> **Exercise prompt**
Transcribe the records in full, keeping every character as it is.

> **Input rows**

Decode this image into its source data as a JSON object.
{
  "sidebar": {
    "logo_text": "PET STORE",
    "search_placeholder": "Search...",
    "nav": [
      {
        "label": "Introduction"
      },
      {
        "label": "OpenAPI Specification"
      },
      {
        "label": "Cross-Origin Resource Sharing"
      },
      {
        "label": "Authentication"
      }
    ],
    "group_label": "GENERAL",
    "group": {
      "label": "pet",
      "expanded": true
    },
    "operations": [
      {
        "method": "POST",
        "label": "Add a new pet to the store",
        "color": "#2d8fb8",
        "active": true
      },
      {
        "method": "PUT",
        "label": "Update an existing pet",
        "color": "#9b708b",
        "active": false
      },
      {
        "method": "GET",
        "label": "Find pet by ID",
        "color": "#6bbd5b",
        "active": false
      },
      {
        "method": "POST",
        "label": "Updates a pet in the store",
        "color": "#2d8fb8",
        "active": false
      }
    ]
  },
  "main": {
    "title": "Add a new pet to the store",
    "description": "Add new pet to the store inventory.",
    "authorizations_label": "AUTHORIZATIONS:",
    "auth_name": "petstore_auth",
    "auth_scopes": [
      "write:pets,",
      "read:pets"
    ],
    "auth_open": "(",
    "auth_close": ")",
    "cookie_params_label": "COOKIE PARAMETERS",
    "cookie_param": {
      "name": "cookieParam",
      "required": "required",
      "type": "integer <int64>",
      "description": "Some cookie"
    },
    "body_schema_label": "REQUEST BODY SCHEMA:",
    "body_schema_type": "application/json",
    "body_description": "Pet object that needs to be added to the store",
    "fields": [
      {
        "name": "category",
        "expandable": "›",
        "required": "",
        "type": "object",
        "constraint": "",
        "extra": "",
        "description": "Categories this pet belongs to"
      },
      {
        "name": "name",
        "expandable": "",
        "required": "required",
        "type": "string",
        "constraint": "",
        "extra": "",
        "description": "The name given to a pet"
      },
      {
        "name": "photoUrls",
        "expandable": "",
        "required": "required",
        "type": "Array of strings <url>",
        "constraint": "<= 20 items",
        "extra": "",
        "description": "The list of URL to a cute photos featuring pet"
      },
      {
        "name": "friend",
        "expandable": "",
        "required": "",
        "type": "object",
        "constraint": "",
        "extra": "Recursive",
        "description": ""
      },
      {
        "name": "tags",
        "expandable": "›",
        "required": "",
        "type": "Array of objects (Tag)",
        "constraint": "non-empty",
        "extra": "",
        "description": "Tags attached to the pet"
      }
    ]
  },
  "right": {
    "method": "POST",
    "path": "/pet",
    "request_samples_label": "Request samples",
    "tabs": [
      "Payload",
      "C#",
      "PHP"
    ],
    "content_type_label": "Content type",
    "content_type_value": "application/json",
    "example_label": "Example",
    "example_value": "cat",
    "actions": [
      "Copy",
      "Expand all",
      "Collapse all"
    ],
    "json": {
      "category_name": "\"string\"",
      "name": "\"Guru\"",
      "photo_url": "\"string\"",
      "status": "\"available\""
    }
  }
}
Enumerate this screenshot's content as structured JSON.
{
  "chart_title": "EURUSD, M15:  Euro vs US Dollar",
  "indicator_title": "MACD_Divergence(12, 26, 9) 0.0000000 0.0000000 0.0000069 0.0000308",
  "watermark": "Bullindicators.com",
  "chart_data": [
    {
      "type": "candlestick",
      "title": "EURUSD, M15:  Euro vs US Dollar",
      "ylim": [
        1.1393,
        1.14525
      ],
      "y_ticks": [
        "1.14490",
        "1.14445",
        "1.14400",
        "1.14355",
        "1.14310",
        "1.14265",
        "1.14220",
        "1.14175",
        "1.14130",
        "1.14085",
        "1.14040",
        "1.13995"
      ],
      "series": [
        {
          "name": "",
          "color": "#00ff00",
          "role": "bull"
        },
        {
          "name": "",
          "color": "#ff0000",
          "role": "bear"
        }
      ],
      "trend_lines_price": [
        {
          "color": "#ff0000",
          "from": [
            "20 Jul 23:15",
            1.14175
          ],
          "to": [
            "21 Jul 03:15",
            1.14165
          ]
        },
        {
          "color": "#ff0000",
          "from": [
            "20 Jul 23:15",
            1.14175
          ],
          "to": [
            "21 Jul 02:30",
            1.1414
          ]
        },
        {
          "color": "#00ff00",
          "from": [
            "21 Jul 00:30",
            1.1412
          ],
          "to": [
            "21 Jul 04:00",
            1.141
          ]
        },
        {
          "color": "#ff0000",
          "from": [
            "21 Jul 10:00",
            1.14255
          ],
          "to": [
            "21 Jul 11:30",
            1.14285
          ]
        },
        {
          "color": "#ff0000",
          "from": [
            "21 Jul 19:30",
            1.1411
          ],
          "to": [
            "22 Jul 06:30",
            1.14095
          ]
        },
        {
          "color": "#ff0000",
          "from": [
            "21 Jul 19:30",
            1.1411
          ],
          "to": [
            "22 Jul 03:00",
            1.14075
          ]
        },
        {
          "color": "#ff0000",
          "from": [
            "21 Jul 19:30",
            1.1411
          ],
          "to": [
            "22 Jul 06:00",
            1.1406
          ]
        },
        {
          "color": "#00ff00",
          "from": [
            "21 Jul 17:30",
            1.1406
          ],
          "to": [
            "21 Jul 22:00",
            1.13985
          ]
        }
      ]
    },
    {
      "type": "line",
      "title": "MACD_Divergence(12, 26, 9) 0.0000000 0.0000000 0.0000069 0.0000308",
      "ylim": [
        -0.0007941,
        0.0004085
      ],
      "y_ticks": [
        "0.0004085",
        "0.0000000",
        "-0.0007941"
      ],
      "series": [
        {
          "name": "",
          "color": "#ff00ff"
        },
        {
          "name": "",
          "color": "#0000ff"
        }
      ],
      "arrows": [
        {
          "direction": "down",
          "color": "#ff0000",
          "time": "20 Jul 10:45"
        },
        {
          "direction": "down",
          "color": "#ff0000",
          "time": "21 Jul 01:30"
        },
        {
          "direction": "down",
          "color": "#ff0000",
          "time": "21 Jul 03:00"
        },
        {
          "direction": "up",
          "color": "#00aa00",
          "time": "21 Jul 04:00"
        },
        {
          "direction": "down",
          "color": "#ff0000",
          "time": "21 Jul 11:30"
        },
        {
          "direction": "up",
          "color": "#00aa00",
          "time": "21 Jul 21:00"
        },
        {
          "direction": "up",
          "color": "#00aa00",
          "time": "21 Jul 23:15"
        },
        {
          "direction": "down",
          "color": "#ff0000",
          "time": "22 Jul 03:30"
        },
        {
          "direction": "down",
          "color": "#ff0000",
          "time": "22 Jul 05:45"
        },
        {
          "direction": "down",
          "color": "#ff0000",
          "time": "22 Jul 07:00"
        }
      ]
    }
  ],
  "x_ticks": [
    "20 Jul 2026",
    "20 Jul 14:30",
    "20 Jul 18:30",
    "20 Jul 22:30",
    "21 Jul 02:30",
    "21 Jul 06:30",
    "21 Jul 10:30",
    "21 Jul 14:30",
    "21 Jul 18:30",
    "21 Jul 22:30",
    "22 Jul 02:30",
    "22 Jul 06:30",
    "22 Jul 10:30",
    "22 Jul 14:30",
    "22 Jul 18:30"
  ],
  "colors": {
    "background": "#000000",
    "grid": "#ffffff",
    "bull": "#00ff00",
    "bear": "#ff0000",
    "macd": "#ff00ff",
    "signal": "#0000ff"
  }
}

> **Problem solution**
Decode this image into its source data as a JSON object.
{
  "sidebar": {
    "logo_text": "PET STORE",
    "search_placeholder": "Search...",
    "nav": [
      {
        "label": "Introduction"
      },
      {
        "label": "OpenAPI Specification"
      },
      {
        "label": "Cross-Origin Resource Sharing"
      },
      {
        "label": "Authentication"
      }
    ],
    "group_label": "GENERAL",
    "group": {
      "label": "pet",
      "expanded": true
    },
    "operations": [
      {
        "method": "POST",
        "label": "Add a new pet to the store",
        "color": "#2d8fb8",
        "active": true
      },
      {
        "method": "PUT",
        "label": "Update an existing pet",
        "color": "#9b708b",
        "active": false
      },
      {
        "method": "GET",
        "label": "Find pet by ID",
        "color": "#6bbd5b",
        "active": false
      },
      {
        "method": "POST",
        "label": "Updates a pet in the store",
        "color": "#2d8fb8",
        "active": false
      }
    ]
  },
  "main": {
    "title": "Add a new pet to the store",
    "description": "Add new pet to the store inventory.",
    "authorizations_label": "AUTHORIZATIONS:",
    "auth_name": "petstore_auth",
    "auth_scopes": [
      "write:pets,",
      "read:pets"
    ],
    "auth_open": "(",
    "auth_close": ")",
    "cookie_params_label": "COOKIE PARAMETERS",
    "cookie_param": {
      "name": "cookieParam",
      "required": "required",
      "type": "integer <int64>",
      "description": "Some cookie"
    },
    "body_schema_label": "REQUEST BODY SCHEMA:",
    "body_schema_type": "application/json",
    "body_description": "Pet object that needs to be added to the store",
    "fields": [
      {
        "name": "category",
        "expandable": "›",
        "required": "",
        "type": "object",
        "constraint": "",
        "extra": "",
        "description": "Categories this pet belongs to"
      },
      {
        "name": "name",
        "expandable": "",
        "required": "required",
        "type": "string",
        "constraint": "",
        "extra": "",
        "description": "The name given to a pet"
      },
      {
        "name": "photoUrls",
        "expandable": "",
        "required": "required",
        "type": "Array of strings <url>",
        "constraint": "<= 20 items",
        "extra": "",
        "description": "The list of URL to a cute photos featuring pet"
      },
      {
        "name": "friend",
        "expandable": "",
        "required": "",
        "type": "object",
        "constraint": "",
        "extra": "Recursive",
        "description": ""
      },
      {
        "name": "tags",
        "expandable": "›",
        "required": "",
        "type": "Array of objects (Tag)",
        "constraint": "non-empty",
        "extra": "",
        "description": "Tags attached to the pet"
      }
    ]
  },
  "right": {
    "method": "POST",
    "path": "/pet",
    "request_samples_label": "Request samples",
    "tabs": [
      "Payload",
      "C#",
      "PHP"
    ],
    "content_type_label": "Content type",
    "content_type_value": "application/json",
    "example_label": "Example",
    "example_value": "cat",
    "actions": [
      "Copy",
      "Expand all",
      "Collapse all"
    ],
    "json": {
      "category_name": "\"string\"",
      "name": "\"Guru\"",
      "photo_url": "\"string\"",
      "status": "\"available\""
    }
  }
}
Enumerate this screenshot's content as structured JSON.
{
  "chart_title": "EURUSD, M15:  Euro vs US Dollar",
  "indicator_title": "MACD_Divergence(12, 26, 9) 0.0000000 0.0000000 0.0000069 0.0000308",
  "watermark": "Bullindicators.com",
  "chart_data": [
    {
      "type": "candlestick",
      "title": "EURUSD, M15:  Euro vs US Dollar",
      "ylim": [
        1.1393,
        1.14525
      ],
      "y_ticks": [
        "1.14490",
        "1.14445",
        "1.14400",
        "1.14355",
        "1.14310",
        "1.14265",
        "1.14220",
        "1.14175",
        "1.14130",
        "1.14085",
        "1.14040",
        "1.13995"
      ],
      "series": [
        {
          "name": "",
          "color": "#00ff00",
          "role": "bull"
        },
        {
          "name": "",
          "color": "#ff0000",
          "role": "bear"
        }
      ],
      "trend_lines_price": [
        {
          "color": "#ff0000",
          "from": [
            "20 Jul 23:15",
            1.14175
          ],
          "to": [
            "21 Jul 03:15",
            1.14165
          ]
        },
        {
          "color": "#ff0000",
          "from": [
            "20 Jul 23:15",
            1.14175
          ],
          "to": [
            "21 Jul 02:30",
            1.1414
          ]
        },
        {
          "color": "#00ff00",
          "from": [
            "21 Jul 00:30",
            1.1412
          ],
          "to": [
            "21 Jul 04:00",
            1.141
          ]
        },
        {
          "color": "#ff0000",
          "from": [
            "21 Jul 10:00",
            1.14255
          ],
          "to": [
            "21 Jul 11:30",
            1.14285
          ]
        },
        {
          "color": "#ff0000",
          "from": [
            "21 Jul 19:30",
            1.1411
          ],
          "to": [
            "22 Jul 06:30",
            1.14095
          ]
        },
        {
          "color": "#ff0000",
          "from": [
            "21 Jul 19:30",
            1.1411
          ],
          "to": [
            "22 Jul 03:00",
            1.14075
          ]
        },
        {
          "color": "#ff0000",
          "from": [
            "21 Jul 19:30",
            1.1411
          ],
          "to": [
            "22 Jul 06:00",
            1.1406
          ]
        },
        {
          "color": "#00ff00",
          "from": [
            "21 Jul 17:30",
            1.1406
          ],
          "to": [
            "21 Jul 22:00",
            1.13985
          ]
        }
      ]
    },
    {
      "type": "line",
      "title": "MACD_Divergence(12, 26, 9) 0.0000000 0.0000000 0.0000069 0.0000308",
      "ylim": [
        -0.0007941,
        0.0004085
      ],
      "y_ticks": [
        "0.0004085",
        "0.0000000",
        "-0.0007941"
      ],
      "series": [
        {
          "name": "",
          "color": "#ff00ff"
        },
        {
          "name": "",
          "color": "#0000ff"
        }
      ],
      "arrows": [
        {
          "direction": "down",
          "color": "#ff0000",
          "time": "20 Jul 10:45"
        },
        {
          "direction": "down",
          "color": "#ff0000",
          "time": "21 Jul 01:30"
        },
        {
          "direction": "down",
          "color": "#ff0000",
          "time": "21 Jul 03:00"
        },
        {
          "direction": "up",
          "color": "#00aa00",
          "time": "21 Jul 04:00"
        },
        {
          "direction": "down",
          "color": "#ff0000",
          "time": "21 Jul 11:30"
        },
        {
          "direction": "up",
          "color": "#00aa00",
          "time": "21 Jul 21:00"
        },
        {
          "direction": "up",
          "color": "#00aa00",
          "time": "21 Jul 23:15"
        },
        {
          "direction": "down",
          "color": "#ff0000",
          "time": "22 Jul 03:30"
        },
        {
          "direction": "down",
          "color": "#ff0000",
          "time": "22 Jul 05:45"
        },
        {
          "direction": "down",
          "color": "#ff0000",
          "time": "22 Jul 07:00"
        }
      ]
    }
  ],
  "x_ticks": [
    "20 Jul 2026",
    "20 Jul 14:30",
    "20 Jul 18:30",
    "20 Jul 22:30",
    "21 Jul 02:30",
    "21 Jul 06:30",
    "21 Jul 10:30",
    "21 Jul 14:30",
    "21 Jul 18:30",
    "21 Jul 22:30",
    "22 Jul 02:30",
    "22 Jul 06:30",
    "22 Jul 10:30",
    "22 Jul 14:30",
    "22 Jul 18:30"
  ],
  "colors": {
    "background": "#000000",
    "grid": "#ffffff",
    "bull": "#00ff00",
    "bear": "#ff0000",
    "macd": "#ff00ff",
    "signal": "#0000ff"
  }
}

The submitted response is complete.